A run of records
>>>>

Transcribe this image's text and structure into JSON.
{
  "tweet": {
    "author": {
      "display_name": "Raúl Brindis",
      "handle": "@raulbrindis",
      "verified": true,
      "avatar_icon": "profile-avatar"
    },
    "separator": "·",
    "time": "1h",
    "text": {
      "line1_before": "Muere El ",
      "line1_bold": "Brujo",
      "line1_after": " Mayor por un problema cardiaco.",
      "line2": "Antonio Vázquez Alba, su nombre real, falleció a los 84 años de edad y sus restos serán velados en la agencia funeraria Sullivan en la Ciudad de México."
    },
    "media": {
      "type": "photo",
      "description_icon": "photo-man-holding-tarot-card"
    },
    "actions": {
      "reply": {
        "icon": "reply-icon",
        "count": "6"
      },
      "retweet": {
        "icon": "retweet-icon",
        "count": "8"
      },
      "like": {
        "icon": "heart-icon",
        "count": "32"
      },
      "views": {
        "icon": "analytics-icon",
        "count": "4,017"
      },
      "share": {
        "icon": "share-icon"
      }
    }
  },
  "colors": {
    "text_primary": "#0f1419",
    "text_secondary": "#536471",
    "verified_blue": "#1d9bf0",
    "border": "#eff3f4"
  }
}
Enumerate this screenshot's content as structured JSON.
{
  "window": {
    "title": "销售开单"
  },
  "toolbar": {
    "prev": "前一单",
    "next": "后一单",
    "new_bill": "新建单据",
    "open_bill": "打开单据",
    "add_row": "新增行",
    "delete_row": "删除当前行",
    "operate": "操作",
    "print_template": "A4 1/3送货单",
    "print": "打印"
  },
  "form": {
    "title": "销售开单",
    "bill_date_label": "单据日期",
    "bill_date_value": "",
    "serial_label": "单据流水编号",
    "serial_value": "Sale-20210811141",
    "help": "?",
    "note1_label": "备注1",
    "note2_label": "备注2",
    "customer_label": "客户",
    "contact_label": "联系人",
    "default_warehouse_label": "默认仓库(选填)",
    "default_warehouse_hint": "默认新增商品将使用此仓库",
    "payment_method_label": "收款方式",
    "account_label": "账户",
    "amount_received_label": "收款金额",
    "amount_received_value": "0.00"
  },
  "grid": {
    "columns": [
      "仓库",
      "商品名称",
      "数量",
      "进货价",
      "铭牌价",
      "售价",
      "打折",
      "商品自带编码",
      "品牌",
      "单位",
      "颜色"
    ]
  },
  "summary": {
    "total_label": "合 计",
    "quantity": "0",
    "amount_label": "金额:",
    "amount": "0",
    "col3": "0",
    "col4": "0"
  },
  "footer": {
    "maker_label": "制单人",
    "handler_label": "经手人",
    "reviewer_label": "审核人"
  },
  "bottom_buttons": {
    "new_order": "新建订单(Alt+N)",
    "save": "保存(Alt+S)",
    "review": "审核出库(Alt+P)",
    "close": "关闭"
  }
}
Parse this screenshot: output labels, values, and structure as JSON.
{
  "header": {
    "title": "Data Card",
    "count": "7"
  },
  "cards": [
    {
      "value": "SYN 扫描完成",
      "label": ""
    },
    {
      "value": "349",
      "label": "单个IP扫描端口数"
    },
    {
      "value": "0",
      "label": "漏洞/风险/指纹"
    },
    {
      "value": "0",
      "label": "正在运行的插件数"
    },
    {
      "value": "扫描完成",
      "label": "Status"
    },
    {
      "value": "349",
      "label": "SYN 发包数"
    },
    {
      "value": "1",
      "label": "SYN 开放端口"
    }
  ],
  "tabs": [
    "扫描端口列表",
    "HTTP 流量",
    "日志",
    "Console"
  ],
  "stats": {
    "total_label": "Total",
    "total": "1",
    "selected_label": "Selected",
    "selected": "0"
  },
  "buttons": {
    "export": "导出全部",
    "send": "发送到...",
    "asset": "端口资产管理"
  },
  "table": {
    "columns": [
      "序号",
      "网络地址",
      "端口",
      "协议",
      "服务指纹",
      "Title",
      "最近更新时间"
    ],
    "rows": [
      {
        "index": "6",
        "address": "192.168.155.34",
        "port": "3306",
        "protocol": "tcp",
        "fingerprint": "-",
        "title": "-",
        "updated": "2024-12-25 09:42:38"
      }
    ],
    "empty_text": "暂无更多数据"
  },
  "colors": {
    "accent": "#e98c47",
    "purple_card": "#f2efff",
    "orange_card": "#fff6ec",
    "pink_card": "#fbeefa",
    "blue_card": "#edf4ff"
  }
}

<<<<

| What you have to do |
Reproduce the full listing word for word.

| Output below |
Transcribe this image's text and structure into JSON.
{
  "tweet": {
    "author": {
      "display_name": "Raúl Brindis",
      "handle": "@raulbrindis",
      "verified": true,
      "avatar_icon": "profile-avatar"
    },
    "separator": "·",
    "time": "1h",
    "text": {
      "line1_before": "Muere El ",
      "line1_bold": "Brujo",
      "line1_after": " Mayor por un problema cardiaco.",
      "line2": "Antonio Vázquez Alba, su nombre real, falleció a los 84 años de edad y sus restos serán velados en la agencia funeraria Sullivan en la Ciudad de México."
    },
    "media": {
      "type": "photo",
      "description_icon": "photo-man-holding-tarot-card"
    },
    "actions": {
      "reply": {
        "icon": "reply-icon",
        "count": "6"
      },
      "retweet": {
        "icon": "retweet-icon",
        "count": "8"
      },
      "like": {
        "icon": "heart-icon",
        "count": "32"
      },
      "views": {
        "icon": "analytics-icon",
        "count": "4,017"
      },
      "share": {
        "icon": "share-icon"
      }
    }
  },
  "colors": {
    "text_primary": "#0f1419",
    "text_secondary": "#536471",
    "verified_blue": "#1d9bf0",
    "border": "#eff3f4"
  }
}
Enumerate this screenshot's content as structured JSON.
{
  "window": {
    "title": "销售开单"
  },
  "toolbar": {
    "prev": "前一单",
    "next": "后一单",
    "new_bill": "新建单据",
    "open_bill": "打开单据",
    "add_row": "新增行",
    "delete_row": "删除当前行",
    "operate": "操作",
    "print_template": "A4 1/3送货单",
    "print": "打印"
  },
  "form": {
    "title": "销售开单",
    "bill_date_label": "单据日期",
    "bill_date_value": "",
    "serial_label": "单据流水编号",
    "serial_value": "Sale-20210811141",
    "help": "?",
    "note1_label": "备注1",
    "note2_label": "备注2",
    "customer_label": "客户",
    "contact_label": "联系人",
    "default_warehouse_label": "默认仓库(选填)",
    "default_warehouse_hint": "默认新增商品将使用此仓库",
    "payment_method_label": "收款方式",
    "account_label": "账户",
    "amount_received_label": "收款金额",
    "amount_received_value": "0.00"
  },
  "grid": {
    "columns": [
      "仓库",
      "商品名称",
      "数量",
      "进货价",
      "铭牌价",
      "售价",
      "打折",
      "商品自带编码",
      "品牌",
      "单位",
      "颜色"
    ]
  },
  "summary": {
    "total_label": "合 计",
    "quantity": "0",
    "amount_label": "金额:",
    "amount": "0",
    "col3": "0",
    "col4": "0"
  },
  "footer": {
    "maker_label": "制单人",
    "handler_label": "经手人",
    "reviewer_label": "审核人"
  },
  "bottom_buttons": {
    "new_order": "新建订单(Alt+N)",
    "save": "保存(Alt+S)",
    "review": "审核出库(Alt+P)",
    "close": "关闭"
  }
}
Parse this screenshot: output labels, values, and structure as JSON.
{
  "header": {
    "title": "Data Card",
    "count": "7"
  },
  "cards": [
    {
      "value": "SYN 扫描完成",
      "label": ""
    },
    {
      "value": "349",
      "label": "单个IP扫描端口数"
    },
    {
      "value": "0",
      "label": "漏洞/风险/指纹"
    },
    {
      "value": "0",
      "label": "正在运行的插件数"
    },
    {
      "value": "扫描完成",
      "label": "Status"
    },
    {
      "value": "349",
      "label": "SYN 发包数"
    },
    {
      "value": "1",
      "label": "SYN 开放端口"
    }
  ],
  "tabs": [
    "扫描端口列表",
    "HTTP 流量",
    "日志",
    "Console"
  ],
  "stats": {
    "total_label": "Total",
    "total": "1",
    "selected_label": "Selected",
    "selected": "0"
  },
  "buttons": {
    "export": "导出全部",
    "send": "发送到...",
    "asset": "端口资产管理"
  },
  "table": {
    "columns": [
      "序号",
      "网络地址",
      "端口",
      "协议",
      "服务指纹",
      "Title",
      "最近更新时间"
    ],
    "rows": [
      {
        "index": "6",
        "address": "192.168.155.34",
        "port": "3306",
        "protocol": "tcp",
        "fingerprint": "-",
        "title": "-",
        "updated": "2024-12-25 09:42:38"
      }
    ],
    "empty_text": "暂无更多数据"
  },
  "colors": {
    "accent": "#e98c47",
    "purple_card": "#f2efff",
    "orange_card": "#fff6ec",
    "pink_card": "#fbeefa",
    "blue_card": "#edf4ff"
  }
}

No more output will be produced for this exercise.